**What is required**
Repeat the records below exactly, leaving out every picture.

Data items
* begin *

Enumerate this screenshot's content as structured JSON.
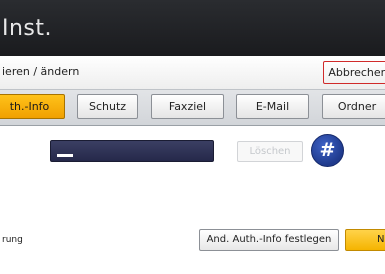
{
  "header": {
    "title": "Inst."
  },
  "edit_row": {
    "label": "ieren / ändern",
    "cancel_label": "Abbrechen"
  },
  "tabs": [
    {
      "label": "th.-Info",
      "selected": true
    },
    {
      "label": "Schutz",
      "selected": false
    },
    {
      "label": "Faxziel",
      "selected": false
    },
    {
      "label": "E-Mail",
      "selected": false
    },
    {
      "label": "Ordner",
      "selected": false
    }
  ],
  "password_entry": {
    "value": "",
    "clear_label": "Löschen",
    "clear_enabled": false,
    "hash_label": "#"
  },
  "footer": {
    "label": "rung",
    "set_auth_label": "And. Auth.-Info festlegen",
    "next_label": "N"
  },
  "colors": {
    "titlebar": "#1f2023",
    "selected_tab": "#f5a800",
    "cancel_border": "#d02a2a",
    "input_bg": "#2f3356",
    "hash_button": "#2b4ea8"
  }
}
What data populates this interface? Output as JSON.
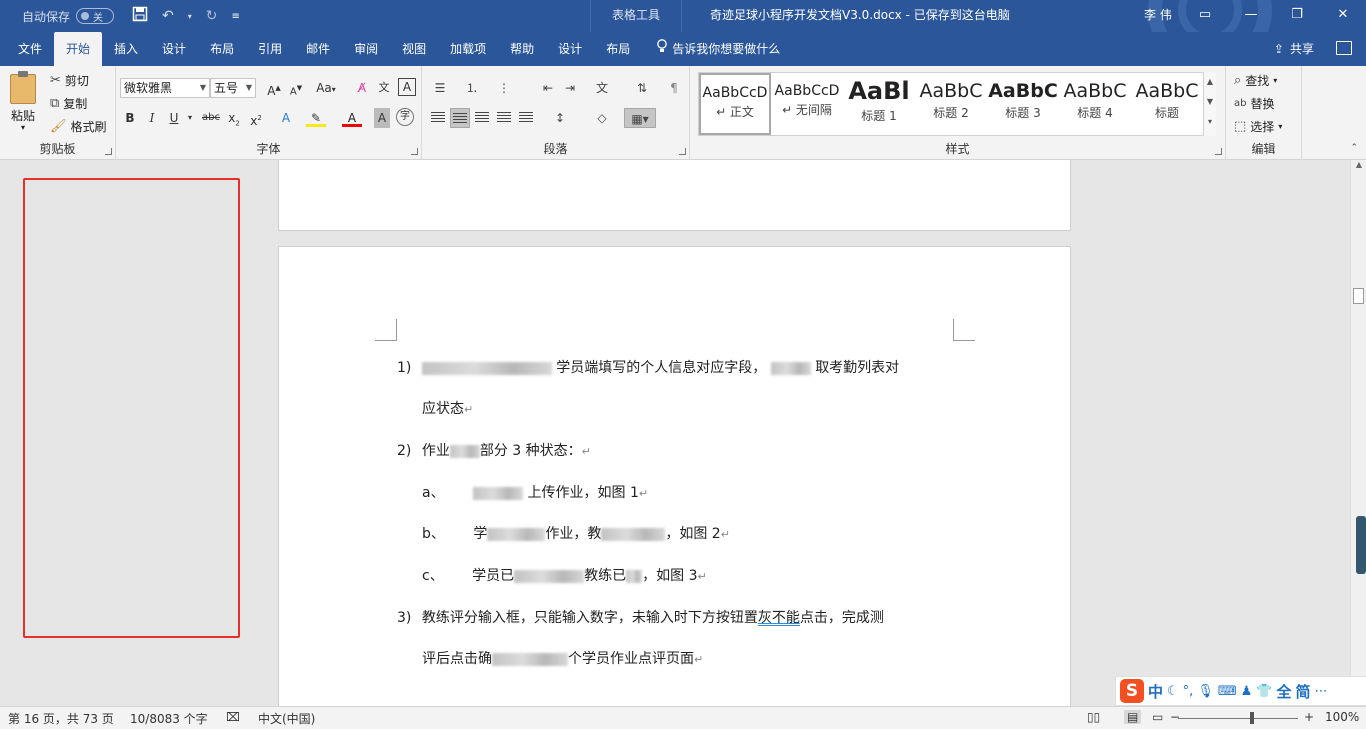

* end *

**Exercise response**
Enumerate this screenshot's content as structured JSON.
{
  "header": {
    "title": "Inst."
  },
  "edit_row": {
    "label": "ieren / ändern",
    "cancel_label": "Abbrechen"
  },
  "tabs": [
    {
      "label": "th.-Info",
      "selected": true
    },
    {
      "label": "Schutz",
      "selected": false
    },
    {
      "label": "Faxziel",
      "selected": false
    },
    {
      "label": "E-Mail",
      "selected": false
    },
    {
      "label": "Ordner",
      "selected": false
    }
  ],
  "password_entry": {
    "value": "",
    "clear_label": "Löschen",
    "clear_enabled": false,
    "hash_label": "#"
  },
  "footer": {
    "label": "rung",
    "set_auth_label": "And. Auth.-Info festlegen",
    "next_label": "N"
  },
  "colors": {
    "titlebar": "#1f2023",
    "selected_tab": "#f5a800",
    "cancel_border": "#d02a2a",
    "input_bg": "#2f3356",
    "hash_button": "#2b4ea8"
  }
}
What data populates this interface? Output as JSON.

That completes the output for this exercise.